INSTRUCCIONES Y REQUISITOS: Reproduce sin ningún cambio todas las líneas de los registros, de la primera a la última.

LOS REGISTROS:
··········
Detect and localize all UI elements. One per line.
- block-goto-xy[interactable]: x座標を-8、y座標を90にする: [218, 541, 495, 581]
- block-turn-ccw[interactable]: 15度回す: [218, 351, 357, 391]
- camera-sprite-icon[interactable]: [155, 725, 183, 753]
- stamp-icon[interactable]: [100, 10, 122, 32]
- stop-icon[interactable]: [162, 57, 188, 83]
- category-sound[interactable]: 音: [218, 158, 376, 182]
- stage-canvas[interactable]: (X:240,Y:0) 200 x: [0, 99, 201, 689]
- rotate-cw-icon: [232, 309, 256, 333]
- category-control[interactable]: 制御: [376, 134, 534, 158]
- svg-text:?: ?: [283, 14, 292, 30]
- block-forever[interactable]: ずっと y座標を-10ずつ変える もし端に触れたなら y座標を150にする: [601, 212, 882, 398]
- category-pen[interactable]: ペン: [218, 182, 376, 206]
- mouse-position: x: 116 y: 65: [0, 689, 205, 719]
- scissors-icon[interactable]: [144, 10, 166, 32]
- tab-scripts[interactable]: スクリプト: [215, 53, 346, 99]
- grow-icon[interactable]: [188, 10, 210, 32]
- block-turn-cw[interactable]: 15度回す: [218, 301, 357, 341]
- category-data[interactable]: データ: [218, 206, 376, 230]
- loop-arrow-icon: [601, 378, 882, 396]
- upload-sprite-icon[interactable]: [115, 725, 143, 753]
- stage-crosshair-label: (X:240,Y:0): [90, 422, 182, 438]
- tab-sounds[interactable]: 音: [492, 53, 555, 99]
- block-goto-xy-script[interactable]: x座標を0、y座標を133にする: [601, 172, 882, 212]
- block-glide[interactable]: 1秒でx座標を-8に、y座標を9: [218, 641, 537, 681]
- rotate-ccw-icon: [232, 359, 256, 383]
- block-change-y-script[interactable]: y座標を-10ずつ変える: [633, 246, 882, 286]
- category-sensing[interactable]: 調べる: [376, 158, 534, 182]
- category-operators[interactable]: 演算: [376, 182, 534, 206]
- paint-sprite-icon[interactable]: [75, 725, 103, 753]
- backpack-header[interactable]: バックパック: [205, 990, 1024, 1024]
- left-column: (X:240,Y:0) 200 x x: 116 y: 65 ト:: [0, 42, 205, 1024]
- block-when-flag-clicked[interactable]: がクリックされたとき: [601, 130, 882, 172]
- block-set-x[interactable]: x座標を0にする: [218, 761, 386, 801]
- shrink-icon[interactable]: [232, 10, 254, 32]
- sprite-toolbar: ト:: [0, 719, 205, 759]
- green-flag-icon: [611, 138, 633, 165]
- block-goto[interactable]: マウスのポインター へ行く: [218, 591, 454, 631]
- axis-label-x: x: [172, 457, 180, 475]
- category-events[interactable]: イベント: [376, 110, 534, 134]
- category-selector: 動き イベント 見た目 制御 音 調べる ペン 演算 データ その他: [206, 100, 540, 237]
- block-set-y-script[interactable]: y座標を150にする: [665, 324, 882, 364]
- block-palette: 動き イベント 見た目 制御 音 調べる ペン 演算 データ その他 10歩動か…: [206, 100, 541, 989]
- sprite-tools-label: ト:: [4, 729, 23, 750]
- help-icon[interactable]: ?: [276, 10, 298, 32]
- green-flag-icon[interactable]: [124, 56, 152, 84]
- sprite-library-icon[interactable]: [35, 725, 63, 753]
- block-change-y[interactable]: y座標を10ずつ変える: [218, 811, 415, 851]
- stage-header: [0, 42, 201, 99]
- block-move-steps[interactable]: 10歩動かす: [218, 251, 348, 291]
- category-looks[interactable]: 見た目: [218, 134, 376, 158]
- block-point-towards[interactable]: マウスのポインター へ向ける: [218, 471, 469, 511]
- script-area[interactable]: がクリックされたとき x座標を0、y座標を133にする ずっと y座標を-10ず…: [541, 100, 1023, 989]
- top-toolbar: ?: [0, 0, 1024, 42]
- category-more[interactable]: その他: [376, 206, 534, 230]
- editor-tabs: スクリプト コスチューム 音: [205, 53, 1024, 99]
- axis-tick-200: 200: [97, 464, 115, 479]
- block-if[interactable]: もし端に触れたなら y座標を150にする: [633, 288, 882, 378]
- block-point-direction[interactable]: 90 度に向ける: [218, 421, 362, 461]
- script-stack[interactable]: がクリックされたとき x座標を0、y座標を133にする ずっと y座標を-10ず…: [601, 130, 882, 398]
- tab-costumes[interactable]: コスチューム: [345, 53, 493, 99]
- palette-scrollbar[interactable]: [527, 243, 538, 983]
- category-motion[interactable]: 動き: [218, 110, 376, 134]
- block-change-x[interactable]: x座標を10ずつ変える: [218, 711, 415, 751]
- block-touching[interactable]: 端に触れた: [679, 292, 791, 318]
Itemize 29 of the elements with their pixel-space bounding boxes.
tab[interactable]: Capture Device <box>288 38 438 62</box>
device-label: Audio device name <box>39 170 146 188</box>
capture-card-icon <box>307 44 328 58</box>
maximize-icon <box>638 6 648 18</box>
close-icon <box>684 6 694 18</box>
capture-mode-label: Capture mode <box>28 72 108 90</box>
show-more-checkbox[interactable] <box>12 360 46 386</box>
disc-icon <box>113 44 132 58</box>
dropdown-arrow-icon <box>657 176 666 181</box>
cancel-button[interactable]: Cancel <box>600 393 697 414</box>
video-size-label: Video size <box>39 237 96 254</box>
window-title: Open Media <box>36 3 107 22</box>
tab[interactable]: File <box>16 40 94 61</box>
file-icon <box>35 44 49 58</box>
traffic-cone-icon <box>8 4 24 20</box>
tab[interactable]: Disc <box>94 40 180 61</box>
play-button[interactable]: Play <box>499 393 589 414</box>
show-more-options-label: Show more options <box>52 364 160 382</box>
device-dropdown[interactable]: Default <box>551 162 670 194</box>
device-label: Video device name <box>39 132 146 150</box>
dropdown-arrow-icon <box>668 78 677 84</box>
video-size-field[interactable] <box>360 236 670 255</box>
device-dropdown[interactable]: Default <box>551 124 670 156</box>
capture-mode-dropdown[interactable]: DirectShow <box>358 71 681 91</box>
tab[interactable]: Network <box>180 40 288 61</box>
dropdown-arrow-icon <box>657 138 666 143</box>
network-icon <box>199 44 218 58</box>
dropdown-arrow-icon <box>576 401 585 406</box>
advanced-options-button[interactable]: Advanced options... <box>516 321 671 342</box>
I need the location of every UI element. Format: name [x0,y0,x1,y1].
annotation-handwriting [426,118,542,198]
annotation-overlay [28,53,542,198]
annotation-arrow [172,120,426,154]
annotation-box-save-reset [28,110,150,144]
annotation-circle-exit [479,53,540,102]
··········
RESPUESTA AL PROBLEMA:
Detect and localize all UI elements. One per line.
- block-goto-xy[interactable]: x座標を-8、y座標を90にする: [218, 541, 495, 581]
- block-turn-ccw[interactable]: 15度回す: [218, 351, 357, 391]
- camera-sprite-icon[interactable]: [155, 725, 183, 753]
- stamp-icon[interactable]: [100, 10, 122, 32]
- stop-icon[interactable]: [162, 57, 188, 83]
- category-sound[interactable]: 音: [218, 158, 376, 182]
- stage-canvas[interactable]: (X:240,Y:0) 200 x: [0, 99, 201, 689]
- rotate-cw-icon: [232, 309, 256, 333]
- category-control[interactable]: 制御: [376, 134, 534, 158]
- svg-text:?: ?: [283, 14, 292, 30]
- block-forever[interactable]: ずっと y座標を-10ずつ変える もし端に触れたなら y座標を150にする: [601, 212, 882, 398]
- category-pen[interactable]: ペン: [218, 182, 376, 206]
- mouse-position: x: 116 y: 65: [0, 689, 205, 719]
- scissors-icon[interactable]: [144, 10, 166, 32]
- tab-scripts[interactable]: スクリプト: [215, 53, 346, 99]
- grow-icon[interactable]: [188, 10, 210, 32]
- block-turn-cw[interactable]: 15度回す: [218, 301, 357, 341]
- category-data[interactable]: データ: [218, 206, 376, 230]
- loop-arrow-icon: [601, 378, 882, 396]
- upload-sprite-icon[interactable]: [115, 725, 143, 753]
- stage-crosshair-label: (X:240,Y:0): [90, 422, 182, 438]
- tab-sounds[interactable]: 音: [492, 53, 555, 99]
- block-goto-xy-script[interactable]: x座標を0、y座標を133にする: [601, 172, 882, 212]
- block-glide[interactable]: 1秒でx座標を-8に、y座標を9: [218, 641, 537, 681]
- rotate-ccw-icon: [232, 359, 256, 383]
- block-change-y-script[interactable]: y座標を-10ずつ変える: [633, 246, 882, 286]
- category-sensing[interactable]: 調べる: [376, 158, 534, 182]
- category-operators[interactable]: 演算: [376, 182, 534, 206]
- paint-sprite-icon[interactable]: [75, 725, 103, 753]
- backpack-header[interactable]: バックパック: [205, 990, 1024, 1024]
- left-column: (X:240,Y:0) 200 x x: 116 y: 65 ト:: [0, 42, 205, 1024]
- block-when-flag-clicked[interactable]: がクリックされたとき: [601, 130, 882, 172]
- block-set-x[interactable]: x座標を0にする: [218, 761, 386, 801]
- shrink-icon[interactable]: [232, 10, 254, 32]
- sprite-toolbar: ト:: [0, 719, 205, 759]
- green-flag-icon: [611, 138, 633, 165]
- block-goto[interactable]: マウスのポインター へ行く: [218, 591, 454, 631]
- axis-label-x: x: [172, 457, 180, 475]
- category-events[interactable]: イベント: [376, 110, 534, 134]
- category-selector: 動き イベント 見た目 制御 音 調べる ペン 演算 データ その他: [206, 100, 540, 237]
- block-set-y-script[interactable]: y座標を150にする: [665, 324, 882, 364]
- block-palette: 動き イベント 見た目 制御 音 調べる ペン 演算 データ その他 10歩動か…: [206, 100, 541, 989]
- sprite-tools-label: ト:: [4, 729, 23, 750]
- help-icon[interactable]: ?: [276, 10, 298, 32]
- green-flag-icon[interactable]: [124, 56, 152, 84]
- sprite-library-icon[interactable]: [35, 725, 63, 753]
- block-change-y[interactable]: y座標を10ずつ変える: [218, 811, 415, 851]
- stage-header: [0, 42, 201, 99]
- block-move-steps[interactable]: 10歩動かす: [218, 251, 348, 291]
- category-looks[interactable]: 見た目: [218, 134, 376, 158]
- block-point-towards[interactable]: マウスのポインター へ向ける: [218, 471, 469, 511]
- script-area[interactable]: がクリックされたとき x座標を0、y座標を133にする ずっと y座標を-10ず…: [541, 100, 1023, 989]
- top-toolbar: ?: [0, 0, 1024, 42]
- category-more[interactable]: その他: [376, 206, 534, 230]
- editor-tabs: スクリプト コスチューム 音: [205, 53, 1024, 99]
- axis-tick-200: 200: [97, 464, 115, 479]
- block-if[interactable]: もし端に触れたなら y座標を150にする: [633, 288, 882, 378]
- block-point-direction[interactable]: 90 度に向ける: [218, 421, 362, 461]
- script-stack[interactable]: がクリックされたとき x座標を0、y座標を133にする ずっと y座標を-10ず…: [601, 130, 882, 398]
- tab-costumes[interactable]: コスチューム: [345, 53, 493, 99]
- palette-scrollbar[interactable]: [527, 243, 538, 983]
- category-motion[interactable]: 動き: [218, 110, 376, 134]
- block-change-x[interactable]: x座標を10ずつ変える: [218, 711, 415, 751]
- block-touching[interactable]: 端に触れた: [679, 292, 791, 318]
Itemize 29 of the elements with their pixel-space bounding boxes.
tab[interactable]: Capture Device <box>288 38 438 62</box>
device-label: Audio device name <box>39 170 146 188</box>
capture-card-icon <box>307 44 328 58</box>
maximize-icon <box>638 6 648 18</box>
close-icon <box>684 6 694 18</box>
capture-mode-label: Capture mode <box>28 72 108 90</box>
show-more-checkbox[interactable] <box>12 360 46 386</box>
disc-icon <box>113 44 132 58</box>
dropdown-arrow-icon <box>657 176 666 181</box>
cancel-button[interactable]: Cancel <box>600 393 697 414</box>
video-size-label: Video size <box>39 237 96 254</box>
window-title: Open Media <box>36 3 107 22</box>
tab[interactable]: File <box>16 40 94 61</box>
file-icon <box>35 44 49 58</box>
traffic-cone-icon <box>8 4 24 20</box>
tab[interactable]: Disc <box>94 40 180 61</box>
play-button[interactable]: Play <box>499 393 589 414</box>
show-more-options-label: Show more options <box>52 364 160 382</box>
device-dropdown[interactable]: Default <box>551 162 670 194</box>
device-label: Video device name <box>39 132 146 150</box>
dropdown-arrow-icon <box>668 78 677 84</box>
video-size-field[interactable] <box>360 236 670 255</box>
device-dropdown[interactable]: Default <box>551 124 670 156</box>
capture-mode-dropdown[interactable]: DirectShow <box>358 71 681 91</box>
tab[interactable]: Network <box>180 40 288 61</box>
dropdown-arrow-icon <box>657 138 666 143</box>
network-icon <box>199 44 218 58</box>
dropdown-arrow-icon <box>576 401 585 406</box>
advanced-options-button[interactable]: Advanced options... <box>516 321 671 342</box>
I need the location of every UI element. Format: name [x0,y0,x1,y1].
annotation-handwriting [426,118,542,198]
annotation-overlay [28,53,542,198]
annotation-arrow [172,120,426,154]
annotation-box-save-reset [28,110,150,144]
annotation-circle-exit [479,53,540,102]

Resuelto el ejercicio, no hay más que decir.